● **DATA SECTION**
>> start

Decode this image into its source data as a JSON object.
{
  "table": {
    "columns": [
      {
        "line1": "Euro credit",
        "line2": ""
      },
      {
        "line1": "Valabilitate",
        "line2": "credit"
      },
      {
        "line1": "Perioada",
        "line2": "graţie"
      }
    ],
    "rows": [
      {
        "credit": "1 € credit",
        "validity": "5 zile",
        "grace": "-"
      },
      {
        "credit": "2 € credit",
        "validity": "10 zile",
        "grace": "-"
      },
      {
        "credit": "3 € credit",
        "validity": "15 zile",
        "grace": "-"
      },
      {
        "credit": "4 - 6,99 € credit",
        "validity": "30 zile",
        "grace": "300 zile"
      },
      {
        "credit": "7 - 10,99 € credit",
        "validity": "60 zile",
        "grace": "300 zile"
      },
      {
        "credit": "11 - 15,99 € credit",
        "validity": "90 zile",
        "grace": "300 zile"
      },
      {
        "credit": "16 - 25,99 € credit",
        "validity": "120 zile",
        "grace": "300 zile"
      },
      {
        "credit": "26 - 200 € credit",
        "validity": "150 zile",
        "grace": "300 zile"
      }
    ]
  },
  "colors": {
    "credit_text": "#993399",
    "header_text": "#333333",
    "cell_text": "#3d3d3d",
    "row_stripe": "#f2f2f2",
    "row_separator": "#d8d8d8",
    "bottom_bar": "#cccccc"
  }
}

>> end
>> start

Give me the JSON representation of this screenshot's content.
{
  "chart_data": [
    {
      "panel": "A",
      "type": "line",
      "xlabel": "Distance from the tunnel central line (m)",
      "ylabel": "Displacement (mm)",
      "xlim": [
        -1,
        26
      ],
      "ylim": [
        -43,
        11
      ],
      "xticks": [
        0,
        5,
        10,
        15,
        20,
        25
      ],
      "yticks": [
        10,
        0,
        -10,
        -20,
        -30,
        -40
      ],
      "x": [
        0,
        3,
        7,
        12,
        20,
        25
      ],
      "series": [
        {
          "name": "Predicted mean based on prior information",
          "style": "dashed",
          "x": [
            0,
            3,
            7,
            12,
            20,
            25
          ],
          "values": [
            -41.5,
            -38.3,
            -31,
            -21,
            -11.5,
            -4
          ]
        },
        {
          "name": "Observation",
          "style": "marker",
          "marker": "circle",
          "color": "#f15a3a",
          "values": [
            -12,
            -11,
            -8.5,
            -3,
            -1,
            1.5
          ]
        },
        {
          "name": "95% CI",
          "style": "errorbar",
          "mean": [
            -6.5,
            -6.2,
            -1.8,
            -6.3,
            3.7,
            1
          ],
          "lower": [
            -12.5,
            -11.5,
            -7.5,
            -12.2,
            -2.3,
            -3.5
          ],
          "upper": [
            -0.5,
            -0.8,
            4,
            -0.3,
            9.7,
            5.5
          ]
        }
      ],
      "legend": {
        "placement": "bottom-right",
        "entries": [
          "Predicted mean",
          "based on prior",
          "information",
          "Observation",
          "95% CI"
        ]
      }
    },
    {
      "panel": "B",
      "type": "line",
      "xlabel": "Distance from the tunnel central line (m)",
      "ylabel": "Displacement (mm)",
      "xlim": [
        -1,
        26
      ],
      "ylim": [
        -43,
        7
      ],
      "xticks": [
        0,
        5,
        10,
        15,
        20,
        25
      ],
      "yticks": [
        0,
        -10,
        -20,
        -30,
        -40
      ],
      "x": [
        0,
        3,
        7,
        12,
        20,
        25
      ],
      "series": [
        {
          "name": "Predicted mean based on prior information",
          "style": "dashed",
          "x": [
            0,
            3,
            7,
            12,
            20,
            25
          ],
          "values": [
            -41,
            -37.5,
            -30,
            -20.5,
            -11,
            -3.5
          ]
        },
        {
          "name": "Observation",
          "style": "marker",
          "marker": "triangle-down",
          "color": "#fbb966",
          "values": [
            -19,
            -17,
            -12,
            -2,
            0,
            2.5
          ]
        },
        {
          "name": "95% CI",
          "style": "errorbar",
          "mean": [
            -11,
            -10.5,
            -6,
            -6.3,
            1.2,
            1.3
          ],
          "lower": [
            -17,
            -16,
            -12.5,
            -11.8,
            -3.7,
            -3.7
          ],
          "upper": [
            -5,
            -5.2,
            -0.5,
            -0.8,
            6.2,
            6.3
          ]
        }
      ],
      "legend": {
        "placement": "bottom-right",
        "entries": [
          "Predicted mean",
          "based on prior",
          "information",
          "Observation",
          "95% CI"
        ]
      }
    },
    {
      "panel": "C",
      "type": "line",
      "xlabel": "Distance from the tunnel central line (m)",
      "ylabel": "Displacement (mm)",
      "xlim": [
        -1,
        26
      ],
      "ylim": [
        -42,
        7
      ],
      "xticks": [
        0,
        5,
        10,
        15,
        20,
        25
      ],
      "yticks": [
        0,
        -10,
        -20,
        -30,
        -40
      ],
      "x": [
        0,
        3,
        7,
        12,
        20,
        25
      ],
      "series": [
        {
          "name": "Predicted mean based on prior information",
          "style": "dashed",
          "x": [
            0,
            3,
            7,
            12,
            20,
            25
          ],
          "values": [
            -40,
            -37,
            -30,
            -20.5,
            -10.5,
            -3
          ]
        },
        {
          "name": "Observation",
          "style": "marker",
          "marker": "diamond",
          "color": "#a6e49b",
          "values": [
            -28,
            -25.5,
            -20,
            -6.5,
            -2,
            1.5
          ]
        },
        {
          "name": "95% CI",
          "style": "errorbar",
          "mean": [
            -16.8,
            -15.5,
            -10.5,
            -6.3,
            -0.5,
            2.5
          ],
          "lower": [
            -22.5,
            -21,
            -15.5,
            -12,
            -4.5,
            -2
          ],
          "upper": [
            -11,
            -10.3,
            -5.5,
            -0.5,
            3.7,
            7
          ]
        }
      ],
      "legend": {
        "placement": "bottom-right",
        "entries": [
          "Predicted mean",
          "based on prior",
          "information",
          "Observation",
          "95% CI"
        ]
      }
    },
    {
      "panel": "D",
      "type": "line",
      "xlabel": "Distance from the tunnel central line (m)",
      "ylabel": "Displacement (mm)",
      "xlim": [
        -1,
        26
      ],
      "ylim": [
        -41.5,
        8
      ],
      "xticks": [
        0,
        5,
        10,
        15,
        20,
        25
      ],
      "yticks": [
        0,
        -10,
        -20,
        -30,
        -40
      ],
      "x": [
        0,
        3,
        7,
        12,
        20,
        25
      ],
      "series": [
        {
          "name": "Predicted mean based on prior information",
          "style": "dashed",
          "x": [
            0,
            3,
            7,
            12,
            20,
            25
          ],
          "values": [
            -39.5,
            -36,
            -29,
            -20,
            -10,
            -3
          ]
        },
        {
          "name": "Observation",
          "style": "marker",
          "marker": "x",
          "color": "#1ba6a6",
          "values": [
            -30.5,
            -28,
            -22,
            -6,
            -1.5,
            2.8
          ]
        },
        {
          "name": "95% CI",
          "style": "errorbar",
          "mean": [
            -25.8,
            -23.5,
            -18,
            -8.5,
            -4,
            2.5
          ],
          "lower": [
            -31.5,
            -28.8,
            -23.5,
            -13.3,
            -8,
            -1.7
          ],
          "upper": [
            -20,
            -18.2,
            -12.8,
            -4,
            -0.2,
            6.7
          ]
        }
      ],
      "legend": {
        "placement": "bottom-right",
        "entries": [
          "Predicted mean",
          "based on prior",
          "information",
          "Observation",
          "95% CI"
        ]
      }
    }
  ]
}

>> end

● **YOUR GOAL**
Pull out every line holding "JSON" from the records above, and copy it.

● **SOLUTION TO THIS TASK**
Decode this image into its source data as a JSON object.
Give me the JSON representation of this screenshot's content.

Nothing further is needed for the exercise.